EXERCISE: Every entry that follows should be reproduced exactly.

Dataset items
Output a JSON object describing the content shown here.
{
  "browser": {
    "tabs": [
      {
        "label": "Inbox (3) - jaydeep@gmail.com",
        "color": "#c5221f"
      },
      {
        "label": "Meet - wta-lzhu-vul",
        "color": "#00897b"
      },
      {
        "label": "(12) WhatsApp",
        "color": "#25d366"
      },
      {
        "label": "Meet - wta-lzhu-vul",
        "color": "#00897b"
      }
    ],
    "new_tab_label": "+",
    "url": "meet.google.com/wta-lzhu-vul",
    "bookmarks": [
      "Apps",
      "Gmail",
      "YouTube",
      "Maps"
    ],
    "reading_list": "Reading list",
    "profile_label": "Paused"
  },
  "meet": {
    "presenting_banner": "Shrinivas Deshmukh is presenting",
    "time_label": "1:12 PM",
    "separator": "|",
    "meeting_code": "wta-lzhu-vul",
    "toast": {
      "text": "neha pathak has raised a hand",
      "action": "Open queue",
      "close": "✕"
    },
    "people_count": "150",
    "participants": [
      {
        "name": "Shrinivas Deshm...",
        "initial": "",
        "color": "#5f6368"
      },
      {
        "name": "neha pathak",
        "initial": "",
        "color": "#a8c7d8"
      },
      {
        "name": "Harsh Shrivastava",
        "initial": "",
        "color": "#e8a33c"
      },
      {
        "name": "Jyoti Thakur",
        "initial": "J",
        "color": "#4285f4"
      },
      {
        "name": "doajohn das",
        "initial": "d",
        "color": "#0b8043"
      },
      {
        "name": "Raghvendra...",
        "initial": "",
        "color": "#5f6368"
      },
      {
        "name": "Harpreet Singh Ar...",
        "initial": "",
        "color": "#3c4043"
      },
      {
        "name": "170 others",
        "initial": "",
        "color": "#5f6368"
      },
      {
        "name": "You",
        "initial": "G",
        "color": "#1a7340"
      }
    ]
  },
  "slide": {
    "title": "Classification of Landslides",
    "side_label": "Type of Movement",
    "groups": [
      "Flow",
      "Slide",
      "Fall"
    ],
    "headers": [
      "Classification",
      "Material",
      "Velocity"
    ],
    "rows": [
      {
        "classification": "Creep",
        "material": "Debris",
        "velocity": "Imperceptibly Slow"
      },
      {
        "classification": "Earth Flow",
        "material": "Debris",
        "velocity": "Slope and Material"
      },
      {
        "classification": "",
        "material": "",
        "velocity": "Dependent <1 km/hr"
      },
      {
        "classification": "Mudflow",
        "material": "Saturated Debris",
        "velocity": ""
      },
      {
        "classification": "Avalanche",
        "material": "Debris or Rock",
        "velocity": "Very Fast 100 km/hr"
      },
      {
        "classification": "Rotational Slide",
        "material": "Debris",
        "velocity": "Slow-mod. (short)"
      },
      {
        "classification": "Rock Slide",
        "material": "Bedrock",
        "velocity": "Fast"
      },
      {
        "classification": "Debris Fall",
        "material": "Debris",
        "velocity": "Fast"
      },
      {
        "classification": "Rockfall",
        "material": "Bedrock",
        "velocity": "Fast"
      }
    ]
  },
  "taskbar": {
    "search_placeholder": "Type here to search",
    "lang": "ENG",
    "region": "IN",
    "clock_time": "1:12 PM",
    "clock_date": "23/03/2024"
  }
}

RESULT:
Output a JSON object describing the content shown here.
{
  "browser": {
    "tabs": [
      {
        "label": "Inbox (3) - jaydeep@gmail.com",
        "color": "#c5221f"
      },
      {
        "label": "Meet - wta-lzhu-vul",
        "color": "#00897b"
      },
      {
        "label": "(12) WhatsApp",
        "color": "#25d366"
      },
      {
        "label": "Meet - wta-lzhu-vul",
        "color": "#00897b"
      }
    ],
    "new_tab_label": "+",
    "url": "meet.google.com/wta-lzhu-vul",
    "bookmarks": [
      "Apps",
      "Gmail",
      "YouTube",
      "Maps"
    ],
    "reading_list": "Reading list",
    "profile_label": "Paused"
  },
  "meet": {
    "presenting_banner": "Shrinivas Deshmukh is presenting",
    "time_label": "1:12 PM",
    "separator": "|",
    "meeting_code": "wta-lzhu-vul",
    "toast": {
      "text": "neha pathak has raised a hand",
      "action": "Open queue",
      "close": "✕"
    },
    "people_count": "150",
    "participants": [
      {
        "name": "Shrinivas Deshm...",
        "initial": "",
        "color": "#5f6368"
      },
      {
        "name": "neha pathak",
        "initial": "",
        "color": "#a8c7d8"
      },
      {
        "name": "Harsh Shrivastava",
        "initial": "",
        "color": "#e8a33c"
      },
      {
        "name": "Jyoti Thakur",
        "initial": "J",
        "color": "#4285f4"
      },
      {
        "name": "doajohn das",
        "initial": "d",
        "color": "#0b8043"
      },
      {
        "name": "Raghvendra...",
        "initial": "",
        "color": "#5f6368"
      },
      {
        "name": "Harpreet Singh Ar...",
        "initial": "",
        "color": "#3c4043"
      },
      {
        "name": "170 others",
        "initial": "",
        "color": "#5f6368"
      },
      {
        "name": "You",
        "initial": "G",
        "color": "#1a7340"
      }
    ]
  },
  "slide": {
    "title": "Classification of Landslides",
    "side_label": "Type of Movement",
    "groups": [
      "Flow",
      "Slide",
      "Fall"
    ],
    "headers": [
      "Classification",
      "Material",
      "Velocity"
    ],
    "rows": [
      {
        "classification": "Creep",
        "material": "Debris",
        "velocity": "Imperceptibly Slow"
      },
      {
        "classification": "Earth Flow",
        "material": "Debris",
        "velocity": "Slope and Material"
      },
      {
        "classification": "",
        "material": "",
        "velocity": "Dependent <1 km/hr"
      },
      {
        "classification": "Mudflow",
        "material": "Saturated Debris",
        "velocity": ""
      },
      {
        "classification": "Avalanche",
        "material": "Debris or Rock",
        "velocity": "Very Fast 100 km/hr"
      },
      {
        "classification": "Rotational Slide",
        "material": "Debris",
        "velocity": "Slow-mod. (short)"
      },
      {
        "classification": "Rock Slide",
        "material": "Bedrock",
        "velocity": "Fast"
      },
      {
        "classification": "Debris Fall",
        "material": "Debris",
        "velocity": "Fast"
      },
      {
        "classification": "Rockfall",
        "material": "Bedrock",
        "velocity": "Fast"
      }
    ]
  },
  "taskbar": {
    "search_placeholder": "Type here to search",
    "lang": "ENG",
    "region": "IN",
    "clock_time": "1:12 PM",
    "clock_date": "23/03/2024"
  }
}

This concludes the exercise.